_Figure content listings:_
***

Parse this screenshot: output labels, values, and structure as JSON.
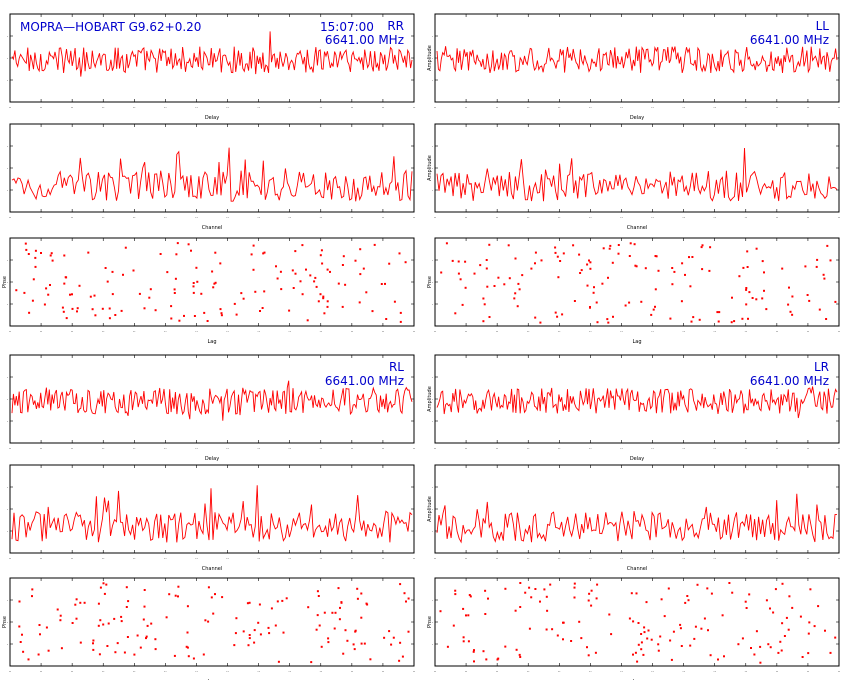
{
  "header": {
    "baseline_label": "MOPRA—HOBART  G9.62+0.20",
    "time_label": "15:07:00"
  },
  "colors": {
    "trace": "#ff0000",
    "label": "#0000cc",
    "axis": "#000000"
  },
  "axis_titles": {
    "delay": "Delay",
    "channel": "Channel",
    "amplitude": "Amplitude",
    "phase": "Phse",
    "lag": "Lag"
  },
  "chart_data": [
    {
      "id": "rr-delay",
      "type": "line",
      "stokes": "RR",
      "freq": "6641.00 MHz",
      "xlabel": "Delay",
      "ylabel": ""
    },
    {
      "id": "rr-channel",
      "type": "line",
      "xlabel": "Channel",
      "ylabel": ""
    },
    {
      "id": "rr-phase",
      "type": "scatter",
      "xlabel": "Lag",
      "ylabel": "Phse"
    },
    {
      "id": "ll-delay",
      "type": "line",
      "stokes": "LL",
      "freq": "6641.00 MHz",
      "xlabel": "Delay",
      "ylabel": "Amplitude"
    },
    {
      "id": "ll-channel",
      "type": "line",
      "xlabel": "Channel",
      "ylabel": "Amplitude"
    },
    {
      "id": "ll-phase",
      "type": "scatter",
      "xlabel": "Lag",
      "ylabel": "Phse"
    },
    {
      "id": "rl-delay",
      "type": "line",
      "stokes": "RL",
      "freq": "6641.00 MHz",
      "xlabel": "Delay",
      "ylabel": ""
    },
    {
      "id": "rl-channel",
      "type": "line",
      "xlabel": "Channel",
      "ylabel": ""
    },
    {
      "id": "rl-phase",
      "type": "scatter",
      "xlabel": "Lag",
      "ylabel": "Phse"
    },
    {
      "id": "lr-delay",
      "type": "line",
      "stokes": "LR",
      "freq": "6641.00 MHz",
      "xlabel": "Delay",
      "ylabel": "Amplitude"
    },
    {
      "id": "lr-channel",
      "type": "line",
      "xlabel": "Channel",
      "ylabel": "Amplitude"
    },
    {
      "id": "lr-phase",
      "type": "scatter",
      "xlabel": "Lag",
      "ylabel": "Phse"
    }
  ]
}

***

_WHAT IS NEEDED:_ Whenever "phase" turns up in a line, pick that line out.

_SOLUTION:_
    "phase": "Phse",
      "id": "rr-phase",
      "id": "ll-phase",
      "id": "rl-phase",
      "id": "lr-phase",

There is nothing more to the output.